======== Input records ========

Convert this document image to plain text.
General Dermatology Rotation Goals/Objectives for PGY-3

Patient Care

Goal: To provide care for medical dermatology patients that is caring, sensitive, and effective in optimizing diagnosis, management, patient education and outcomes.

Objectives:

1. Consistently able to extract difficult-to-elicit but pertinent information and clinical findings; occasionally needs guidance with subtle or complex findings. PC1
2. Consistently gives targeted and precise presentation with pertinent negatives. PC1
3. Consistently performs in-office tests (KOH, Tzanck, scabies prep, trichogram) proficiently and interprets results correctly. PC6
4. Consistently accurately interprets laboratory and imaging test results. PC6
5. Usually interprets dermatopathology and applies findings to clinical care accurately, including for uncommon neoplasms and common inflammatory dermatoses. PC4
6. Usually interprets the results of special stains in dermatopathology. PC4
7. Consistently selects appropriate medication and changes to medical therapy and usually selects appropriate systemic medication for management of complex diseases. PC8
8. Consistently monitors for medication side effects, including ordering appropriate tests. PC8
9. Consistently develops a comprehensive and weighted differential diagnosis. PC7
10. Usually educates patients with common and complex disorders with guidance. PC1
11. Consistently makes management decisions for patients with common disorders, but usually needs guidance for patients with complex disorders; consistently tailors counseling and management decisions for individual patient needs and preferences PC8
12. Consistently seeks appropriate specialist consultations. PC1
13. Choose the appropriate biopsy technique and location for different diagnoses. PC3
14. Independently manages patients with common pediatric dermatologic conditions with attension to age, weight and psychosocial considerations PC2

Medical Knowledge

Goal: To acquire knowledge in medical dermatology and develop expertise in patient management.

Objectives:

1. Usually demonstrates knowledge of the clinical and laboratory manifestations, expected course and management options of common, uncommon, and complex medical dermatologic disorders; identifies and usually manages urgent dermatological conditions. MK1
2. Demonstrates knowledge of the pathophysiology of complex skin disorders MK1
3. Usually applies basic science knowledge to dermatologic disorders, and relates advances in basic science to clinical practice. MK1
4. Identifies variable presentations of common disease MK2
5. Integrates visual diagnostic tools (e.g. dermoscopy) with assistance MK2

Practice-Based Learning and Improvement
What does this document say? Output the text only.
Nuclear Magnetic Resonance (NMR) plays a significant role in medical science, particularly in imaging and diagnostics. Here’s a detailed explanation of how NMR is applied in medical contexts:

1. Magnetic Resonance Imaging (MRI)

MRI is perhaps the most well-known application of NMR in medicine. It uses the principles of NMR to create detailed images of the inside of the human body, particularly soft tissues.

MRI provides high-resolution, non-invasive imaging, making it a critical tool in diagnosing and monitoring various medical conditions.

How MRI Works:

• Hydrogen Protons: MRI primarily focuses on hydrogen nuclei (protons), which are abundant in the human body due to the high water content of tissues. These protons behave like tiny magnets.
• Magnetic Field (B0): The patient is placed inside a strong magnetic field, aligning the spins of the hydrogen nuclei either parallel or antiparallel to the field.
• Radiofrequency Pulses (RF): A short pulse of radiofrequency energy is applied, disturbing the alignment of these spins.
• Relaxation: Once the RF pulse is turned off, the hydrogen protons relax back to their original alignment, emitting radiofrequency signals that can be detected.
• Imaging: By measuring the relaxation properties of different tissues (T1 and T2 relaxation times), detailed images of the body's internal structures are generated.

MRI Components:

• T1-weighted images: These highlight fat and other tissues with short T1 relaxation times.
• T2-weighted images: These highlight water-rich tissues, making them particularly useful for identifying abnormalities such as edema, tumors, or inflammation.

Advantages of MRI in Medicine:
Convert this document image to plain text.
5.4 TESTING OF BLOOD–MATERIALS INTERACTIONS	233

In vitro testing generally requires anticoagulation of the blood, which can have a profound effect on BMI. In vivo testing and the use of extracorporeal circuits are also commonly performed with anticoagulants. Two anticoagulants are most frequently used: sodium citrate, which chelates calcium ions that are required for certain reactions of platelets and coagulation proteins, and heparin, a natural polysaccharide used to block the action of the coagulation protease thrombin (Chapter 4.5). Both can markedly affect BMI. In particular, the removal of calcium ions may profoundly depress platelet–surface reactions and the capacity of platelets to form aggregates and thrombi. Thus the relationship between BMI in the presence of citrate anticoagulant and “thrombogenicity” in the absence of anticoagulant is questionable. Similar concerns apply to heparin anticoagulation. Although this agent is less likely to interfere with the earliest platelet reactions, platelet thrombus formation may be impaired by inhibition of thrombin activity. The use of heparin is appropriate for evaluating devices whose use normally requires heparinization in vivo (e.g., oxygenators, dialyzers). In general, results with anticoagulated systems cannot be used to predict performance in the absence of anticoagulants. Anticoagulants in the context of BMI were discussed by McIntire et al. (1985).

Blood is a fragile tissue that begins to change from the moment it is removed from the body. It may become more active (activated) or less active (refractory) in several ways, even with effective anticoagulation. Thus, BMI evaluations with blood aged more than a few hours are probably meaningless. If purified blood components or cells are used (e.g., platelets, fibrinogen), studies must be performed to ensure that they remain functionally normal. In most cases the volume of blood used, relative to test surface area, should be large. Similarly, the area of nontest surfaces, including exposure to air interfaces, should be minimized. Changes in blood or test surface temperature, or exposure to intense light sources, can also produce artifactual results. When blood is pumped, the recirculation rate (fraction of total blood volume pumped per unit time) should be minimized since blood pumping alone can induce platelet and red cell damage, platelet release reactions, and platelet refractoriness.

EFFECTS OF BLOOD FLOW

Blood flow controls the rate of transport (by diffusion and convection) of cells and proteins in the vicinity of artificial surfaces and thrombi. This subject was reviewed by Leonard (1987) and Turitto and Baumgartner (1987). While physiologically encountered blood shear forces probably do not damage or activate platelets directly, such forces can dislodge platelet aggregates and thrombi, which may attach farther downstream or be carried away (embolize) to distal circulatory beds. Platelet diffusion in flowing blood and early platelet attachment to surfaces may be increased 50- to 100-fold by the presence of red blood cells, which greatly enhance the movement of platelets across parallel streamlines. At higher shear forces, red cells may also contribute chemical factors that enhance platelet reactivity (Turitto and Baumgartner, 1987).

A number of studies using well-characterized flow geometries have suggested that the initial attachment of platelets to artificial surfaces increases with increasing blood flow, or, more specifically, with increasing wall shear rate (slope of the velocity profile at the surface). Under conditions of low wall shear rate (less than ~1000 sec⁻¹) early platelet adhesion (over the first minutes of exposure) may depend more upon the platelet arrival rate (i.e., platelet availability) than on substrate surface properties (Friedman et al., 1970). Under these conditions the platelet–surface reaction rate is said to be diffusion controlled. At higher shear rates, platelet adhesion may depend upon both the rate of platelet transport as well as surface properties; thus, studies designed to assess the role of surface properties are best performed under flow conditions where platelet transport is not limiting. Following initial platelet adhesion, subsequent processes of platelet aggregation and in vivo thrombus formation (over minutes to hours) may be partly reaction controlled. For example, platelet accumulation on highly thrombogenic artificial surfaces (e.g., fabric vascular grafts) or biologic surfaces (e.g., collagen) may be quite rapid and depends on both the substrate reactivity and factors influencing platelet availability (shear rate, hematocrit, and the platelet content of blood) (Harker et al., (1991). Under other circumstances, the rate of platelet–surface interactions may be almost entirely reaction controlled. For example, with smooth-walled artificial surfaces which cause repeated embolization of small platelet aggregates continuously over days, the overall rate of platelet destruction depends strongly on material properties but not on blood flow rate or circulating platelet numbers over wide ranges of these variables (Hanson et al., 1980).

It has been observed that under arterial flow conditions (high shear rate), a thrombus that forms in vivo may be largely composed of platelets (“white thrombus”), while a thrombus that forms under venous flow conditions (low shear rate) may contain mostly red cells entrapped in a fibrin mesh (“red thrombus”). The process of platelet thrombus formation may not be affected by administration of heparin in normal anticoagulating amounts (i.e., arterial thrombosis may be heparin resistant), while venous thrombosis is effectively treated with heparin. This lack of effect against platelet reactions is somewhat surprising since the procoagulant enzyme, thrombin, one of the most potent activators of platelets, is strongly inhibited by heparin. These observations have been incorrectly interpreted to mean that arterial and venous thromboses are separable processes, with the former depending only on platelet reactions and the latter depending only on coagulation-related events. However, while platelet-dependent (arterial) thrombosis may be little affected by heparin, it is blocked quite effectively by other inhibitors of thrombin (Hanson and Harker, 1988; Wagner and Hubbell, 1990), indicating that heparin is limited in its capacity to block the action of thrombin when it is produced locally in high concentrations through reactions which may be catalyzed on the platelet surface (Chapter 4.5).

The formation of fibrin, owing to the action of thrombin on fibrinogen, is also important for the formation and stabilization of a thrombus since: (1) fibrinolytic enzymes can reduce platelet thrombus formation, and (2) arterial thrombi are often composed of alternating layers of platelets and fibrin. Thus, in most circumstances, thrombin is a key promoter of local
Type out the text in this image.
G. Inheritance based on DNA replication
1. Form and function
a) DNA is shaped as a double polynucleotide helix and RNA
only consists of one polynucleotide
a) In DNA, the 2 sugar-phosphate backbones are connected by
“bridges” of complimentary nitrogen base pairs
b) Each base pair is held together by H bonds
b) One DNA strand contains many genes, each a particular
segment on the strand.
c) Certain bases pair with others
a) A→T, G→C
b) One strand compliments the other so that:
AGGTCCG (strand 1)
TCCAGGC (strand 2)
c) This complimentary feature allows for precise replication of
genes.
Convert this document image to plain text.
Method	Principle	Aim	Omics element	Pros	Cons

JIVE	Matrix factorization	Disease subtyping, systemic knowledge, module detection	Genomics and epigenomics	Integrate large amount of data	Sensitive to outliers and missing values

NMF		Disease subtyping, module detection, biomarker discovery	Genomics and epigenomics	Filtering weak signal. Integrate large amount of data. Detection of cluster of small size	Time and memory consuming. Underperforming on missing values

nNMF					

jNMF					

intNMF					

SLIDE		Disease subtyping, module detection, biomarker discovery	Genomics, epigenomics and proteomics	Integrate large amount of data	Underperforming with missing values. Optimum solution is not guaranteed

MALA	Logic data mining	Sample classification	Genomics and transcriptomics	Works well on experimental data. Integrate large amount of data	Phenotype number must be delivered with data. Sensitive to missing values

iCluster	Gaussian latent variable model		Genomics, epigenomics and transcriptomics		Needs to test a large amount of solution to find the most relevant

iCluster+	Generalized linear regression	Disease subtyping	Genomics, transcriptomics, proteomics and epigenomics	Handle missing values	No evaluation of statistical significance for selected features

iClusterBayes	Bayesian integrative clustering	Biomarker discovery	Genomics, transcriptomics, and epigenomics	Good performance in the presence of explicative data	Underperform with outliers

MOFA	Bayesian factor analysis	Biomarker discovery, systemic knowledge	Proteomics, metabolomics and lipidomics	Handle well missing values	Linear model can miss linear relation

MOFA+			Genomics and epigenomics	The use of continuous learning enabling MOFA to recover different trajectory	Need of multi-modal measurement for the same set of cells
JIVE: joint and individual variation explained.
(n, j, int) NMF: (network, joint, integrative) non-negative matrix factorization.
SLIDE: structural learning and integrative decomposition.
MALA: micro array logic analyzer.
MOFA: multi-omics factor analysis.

========

Go through the data and count every line where the word "MOFA" appears. Give only that count.

■ **Task output**: 3